**Task details**
In the entries that follow, find the word "Phalacrocorax" and report each line it is on.

(Stored data)
[START]

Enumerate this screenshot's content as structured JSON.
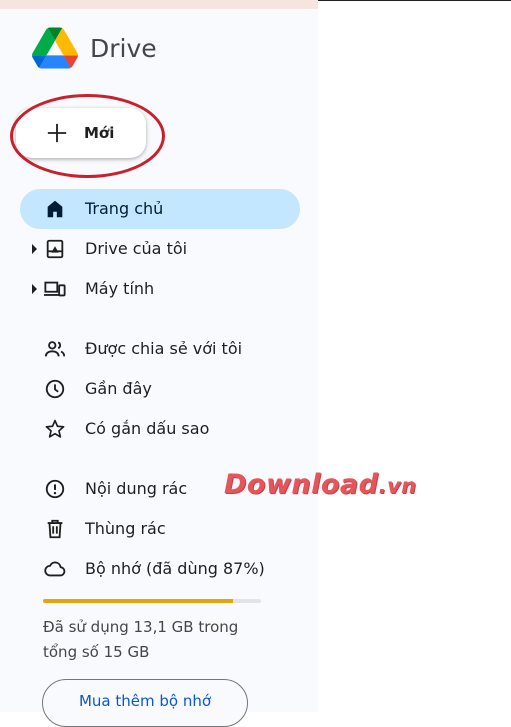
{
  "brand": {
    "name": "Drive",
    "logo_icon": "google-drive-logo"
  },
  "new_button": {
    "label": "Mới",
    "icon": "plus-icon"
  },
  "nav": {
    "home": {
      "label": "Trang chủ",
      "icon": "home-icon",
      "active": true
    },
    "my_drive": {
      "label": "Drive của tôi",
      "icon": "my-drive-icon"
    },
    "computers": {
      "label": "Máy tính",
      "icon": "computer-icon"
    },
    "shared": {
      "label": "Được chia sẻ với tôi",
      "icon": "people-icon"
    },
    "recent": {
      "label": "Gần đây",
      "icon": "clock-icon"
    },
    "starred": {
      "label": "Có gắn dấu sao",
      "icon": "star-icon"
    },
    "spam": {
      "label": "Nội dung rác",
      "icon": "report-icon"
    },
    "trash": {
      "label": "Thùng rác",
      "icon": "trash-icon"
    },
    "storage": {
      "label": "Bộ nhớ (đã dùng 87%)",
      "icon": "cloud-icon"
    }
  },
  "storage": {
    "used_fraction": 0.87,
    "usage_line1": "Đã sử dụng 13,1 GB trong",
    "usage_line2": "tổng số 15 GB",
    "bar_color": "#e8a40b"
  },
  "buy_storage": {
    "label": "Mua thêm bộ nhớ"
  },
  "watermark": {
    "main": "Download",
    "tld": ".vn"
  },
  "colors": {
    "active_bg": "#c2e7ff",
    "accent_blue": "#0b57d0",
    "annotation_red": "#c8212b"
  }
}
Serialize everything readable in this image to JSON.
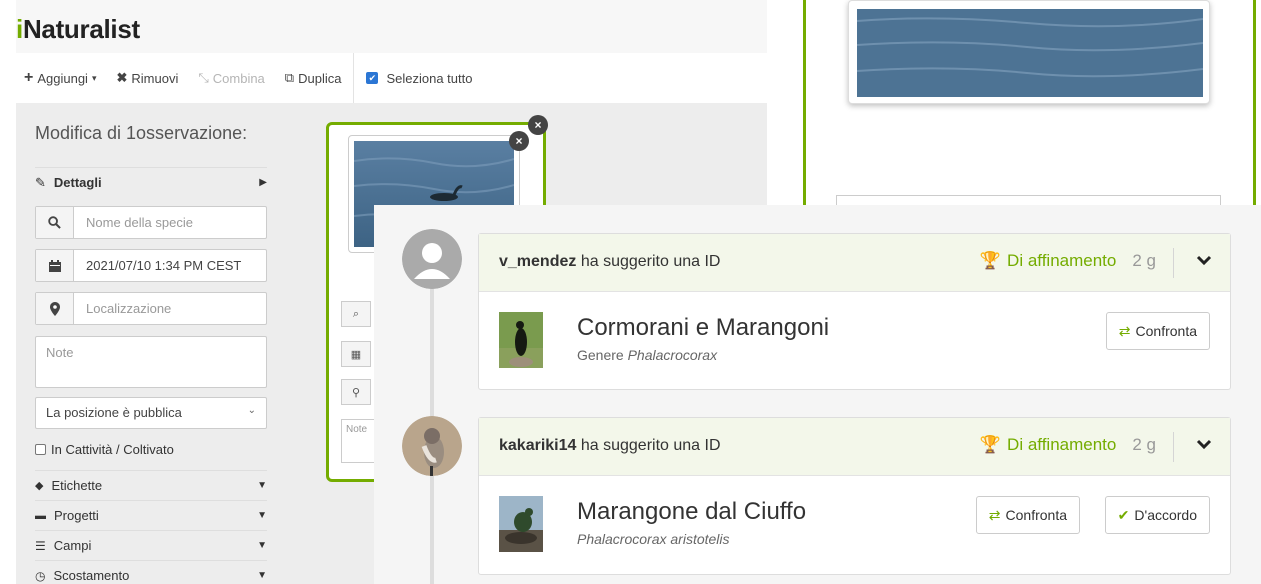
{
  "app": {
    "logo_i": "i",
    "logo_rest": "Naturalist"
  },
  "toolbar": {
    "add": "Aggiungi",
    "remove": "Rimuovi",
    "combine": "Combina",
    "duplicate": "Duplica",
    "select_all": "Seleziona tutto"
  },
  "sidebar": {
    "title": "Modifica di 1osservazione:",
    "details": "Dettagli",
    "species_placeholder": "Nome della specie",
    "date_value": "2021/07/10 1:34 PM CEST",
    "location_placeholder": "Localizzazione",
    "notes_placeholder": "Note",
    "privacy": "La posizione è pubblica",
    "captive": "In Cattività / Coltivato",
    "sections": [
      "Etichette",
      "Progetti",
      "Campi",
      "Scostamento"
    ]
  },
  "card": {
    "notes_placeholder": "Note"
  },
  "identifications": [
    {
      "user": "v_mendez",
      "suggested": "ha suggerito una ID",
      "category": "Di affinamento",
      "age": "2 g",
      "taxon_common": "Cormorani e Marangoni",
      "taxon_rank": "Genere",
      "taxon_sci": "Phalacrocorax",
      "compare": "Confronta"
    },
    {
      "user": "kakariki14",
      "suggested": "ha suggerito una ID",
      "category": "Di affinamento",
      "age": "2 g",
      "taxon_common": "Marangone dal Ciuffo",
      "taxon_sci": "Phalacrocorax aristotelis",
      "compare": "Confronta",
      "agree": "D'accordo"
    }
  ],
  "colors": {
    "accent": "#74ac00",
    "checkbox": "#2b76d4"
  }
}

[END]

**Expected output**
      "taxon_sci": "Phalacrocorax",
      "taxon_sci": "Phalacrocorax aristotelis",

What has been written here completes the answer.